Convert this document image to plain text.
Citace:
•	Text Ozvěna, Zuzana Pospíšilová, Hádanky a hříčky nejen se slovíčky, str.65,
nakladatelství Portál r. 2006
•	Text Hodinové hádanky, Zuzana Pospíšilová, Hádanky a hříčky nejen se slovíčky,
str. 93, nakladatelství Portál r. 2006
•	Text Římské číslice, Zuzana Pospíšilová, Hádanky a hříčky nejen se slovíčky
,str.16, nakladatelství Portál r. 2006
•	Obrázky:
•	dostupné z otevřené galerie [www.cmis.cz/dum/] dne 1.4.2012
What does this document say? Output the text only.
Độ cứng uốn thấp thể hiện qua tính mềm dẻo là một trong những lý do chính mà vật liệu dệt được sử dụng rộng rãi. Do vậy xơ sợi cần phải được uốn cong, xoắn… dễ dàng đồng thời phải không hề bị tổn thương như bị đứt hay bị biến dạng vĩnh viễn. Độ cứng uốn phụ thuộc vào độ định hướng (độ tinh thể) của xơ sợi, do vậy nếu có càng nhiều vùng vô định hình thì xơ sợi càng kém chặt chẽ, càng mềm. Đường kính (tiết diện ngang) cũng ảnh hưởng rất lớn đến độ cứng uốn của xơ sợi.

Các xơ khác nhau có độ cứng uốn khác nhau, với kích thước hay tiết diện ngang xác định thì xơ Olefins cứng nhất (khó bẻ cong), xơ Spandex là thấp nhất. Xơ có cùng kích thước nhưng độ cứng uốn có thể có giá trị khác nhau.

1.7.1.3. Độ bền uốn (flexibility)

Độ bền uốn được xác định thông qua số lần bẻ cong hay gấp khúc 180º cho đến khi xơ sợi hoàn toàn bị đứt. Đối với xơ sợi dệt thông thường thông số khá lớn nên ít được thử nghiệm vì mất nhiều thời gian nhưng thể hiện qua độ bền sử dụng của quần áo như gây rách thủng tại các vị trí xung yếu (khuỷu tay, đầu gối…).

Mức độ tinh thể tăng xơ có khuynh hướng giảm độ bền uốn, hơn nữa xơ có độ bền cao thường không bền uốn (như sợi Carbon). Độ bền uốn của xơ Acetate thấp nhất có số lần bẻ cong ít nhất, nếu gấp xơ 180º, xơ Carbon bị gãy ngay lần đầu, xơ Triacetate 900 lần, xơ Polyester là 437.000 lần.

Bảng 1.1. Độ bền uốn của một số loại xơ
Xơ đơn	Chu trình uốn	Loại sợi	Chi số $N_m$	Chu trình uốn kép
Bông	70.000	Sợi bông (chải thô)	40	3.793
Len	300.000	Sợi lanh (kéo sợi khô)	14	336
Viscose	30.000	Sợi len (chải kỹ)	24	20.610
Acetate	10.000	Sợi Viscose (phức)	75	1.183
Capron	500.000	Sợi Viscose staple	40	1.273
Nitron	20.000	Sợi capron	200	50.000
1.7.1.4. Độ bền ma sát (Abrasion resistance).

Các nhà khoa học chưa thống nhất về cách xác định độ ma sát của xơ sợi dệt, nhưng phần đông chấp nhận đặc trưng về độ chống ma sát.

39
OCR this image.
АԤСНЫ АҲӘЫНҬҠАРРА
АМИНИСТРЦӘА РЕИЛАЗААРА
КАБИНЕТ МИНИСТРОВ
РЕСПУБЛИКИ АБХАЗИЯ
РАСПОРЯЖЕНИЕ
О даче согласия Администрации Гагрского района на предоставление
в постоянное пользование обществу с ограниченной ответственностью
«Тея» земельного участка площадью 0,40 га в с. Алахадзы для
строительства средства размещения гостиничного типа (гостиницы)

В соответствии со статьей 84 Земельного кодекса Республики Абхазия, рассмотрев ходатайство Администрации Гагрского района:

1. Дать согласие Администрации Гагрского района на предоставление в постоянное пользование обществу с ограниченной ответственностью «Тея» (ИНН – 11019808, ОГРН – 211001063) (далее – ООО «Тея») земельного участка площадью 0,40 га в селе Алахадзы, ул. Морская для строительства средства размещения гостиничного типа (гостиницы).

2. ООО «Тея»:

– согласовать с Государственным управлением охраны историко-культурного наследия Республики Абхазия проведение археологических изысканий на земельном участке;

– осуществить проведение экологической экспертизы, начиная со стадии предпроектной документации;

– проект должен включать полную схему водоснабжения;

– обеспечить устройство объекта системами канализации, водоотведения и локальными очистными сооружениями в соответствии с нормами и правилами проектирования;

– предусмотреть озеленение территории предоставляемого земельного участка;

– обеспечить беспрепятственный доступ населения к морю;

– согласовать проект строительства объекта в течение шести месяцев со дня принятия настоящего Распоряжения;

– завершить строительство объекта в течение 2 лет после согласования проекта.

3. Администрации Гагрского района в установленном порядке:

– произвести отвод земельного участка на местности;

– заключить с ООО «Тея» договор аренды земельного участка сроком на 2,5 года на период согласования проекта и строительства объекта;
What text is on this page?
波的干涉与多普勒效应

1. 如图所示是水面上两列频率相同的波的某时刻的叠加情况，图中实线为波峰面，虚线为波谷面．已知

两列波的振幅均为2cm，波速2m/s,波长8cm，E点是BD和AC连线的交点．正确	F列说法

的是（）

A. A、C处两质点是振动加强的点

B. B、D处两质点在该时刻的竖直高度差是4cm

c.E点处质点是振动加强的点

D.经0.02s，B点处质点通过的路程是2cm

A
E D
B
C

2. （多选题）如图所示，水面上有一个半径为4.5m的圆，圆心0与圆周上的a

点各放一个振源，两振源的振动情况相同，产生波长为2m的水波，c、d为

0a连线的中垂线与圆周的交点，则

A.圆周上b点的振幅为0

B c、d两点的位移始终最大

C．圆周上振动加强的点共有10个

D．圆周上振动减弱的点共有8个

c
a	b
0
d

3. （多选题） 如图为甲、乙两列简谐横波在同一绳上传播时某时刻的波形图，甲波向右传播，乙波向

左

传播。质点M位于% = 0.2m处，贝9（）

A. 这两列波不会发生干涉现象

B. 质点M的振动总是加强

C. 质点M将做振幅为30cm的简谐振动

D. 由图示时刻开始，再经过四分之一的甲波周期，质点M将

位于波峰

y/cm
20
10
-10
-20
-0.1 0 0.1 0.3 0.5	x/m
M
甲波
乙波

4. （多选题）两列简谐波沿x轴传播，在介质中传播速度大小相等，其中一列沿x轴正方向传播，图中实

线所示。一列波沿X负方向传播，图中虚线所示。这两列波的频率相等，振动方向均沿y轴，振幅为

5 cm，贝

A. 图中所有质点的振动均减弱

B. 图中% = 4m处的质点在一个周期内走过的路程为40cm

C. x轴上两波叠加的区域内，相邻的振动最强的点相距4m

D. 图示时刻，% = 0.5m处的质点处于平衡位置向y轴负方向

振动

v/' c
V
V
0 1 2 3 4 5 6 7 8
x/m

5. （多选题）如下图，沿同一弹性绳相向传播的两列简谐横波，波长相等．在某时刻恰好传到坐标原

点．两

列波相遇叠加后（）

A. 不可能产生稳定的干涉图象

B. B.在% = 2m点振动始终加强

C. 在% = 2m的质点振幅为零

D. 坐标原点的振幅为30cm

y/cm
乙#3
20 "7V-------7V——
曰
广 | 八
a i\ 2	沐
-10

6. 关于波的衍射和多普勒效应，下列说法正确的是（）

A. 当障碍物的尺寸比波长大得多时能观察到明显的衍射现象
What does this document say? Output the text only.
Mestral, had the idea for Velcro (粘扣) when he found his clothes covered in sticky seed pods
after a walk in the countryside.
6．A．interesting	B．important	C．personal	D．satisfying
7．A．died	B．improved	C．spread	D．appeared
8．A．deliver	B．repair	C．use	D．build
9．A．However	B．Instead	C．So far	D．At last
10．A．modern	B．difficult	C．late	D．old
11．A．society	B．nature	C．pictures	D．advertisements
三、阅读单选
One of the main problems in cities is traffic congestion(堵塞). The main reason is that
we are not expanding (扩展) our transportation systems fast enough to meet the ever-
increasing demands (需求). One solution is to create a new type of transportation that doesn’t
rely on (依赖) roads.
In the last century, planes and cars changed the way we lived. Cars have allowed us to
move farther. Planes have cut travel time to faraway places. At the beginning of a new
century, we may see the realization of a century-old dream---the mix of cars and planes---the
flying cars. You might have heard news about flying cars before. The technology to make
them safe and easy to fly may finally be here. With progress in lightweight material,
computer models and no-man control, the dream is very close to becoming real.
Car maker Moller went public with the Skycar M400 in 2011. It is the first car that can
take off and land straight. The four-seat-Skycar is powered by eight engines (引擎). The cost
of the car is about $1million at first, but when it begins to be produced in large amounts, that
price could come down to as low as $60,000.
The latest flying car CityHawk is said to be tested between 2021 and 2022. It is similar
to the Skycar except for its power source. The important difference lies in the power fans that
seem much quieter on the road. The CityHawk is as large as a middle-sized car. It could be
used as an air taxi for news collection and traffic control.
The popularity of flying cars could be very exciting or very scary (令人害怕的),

TASK TO COMPLETE ->
Show every line of the records above that contains the word "nejen".

RESPONSE TO THIS TASK ->
•	Text Ozvěna, Zuzana Pospíšilová, Hádanky a hříčky nejen se slovíčky, str.65,
•	Text Hodinové hádanky, Zuzana Pospíšilová, Hádanky a hříčky nejen se slovíčky,
•	Text Římské číslice, Zuzana Pospíšilová, Hádanky a hříčky nejen se slovíčky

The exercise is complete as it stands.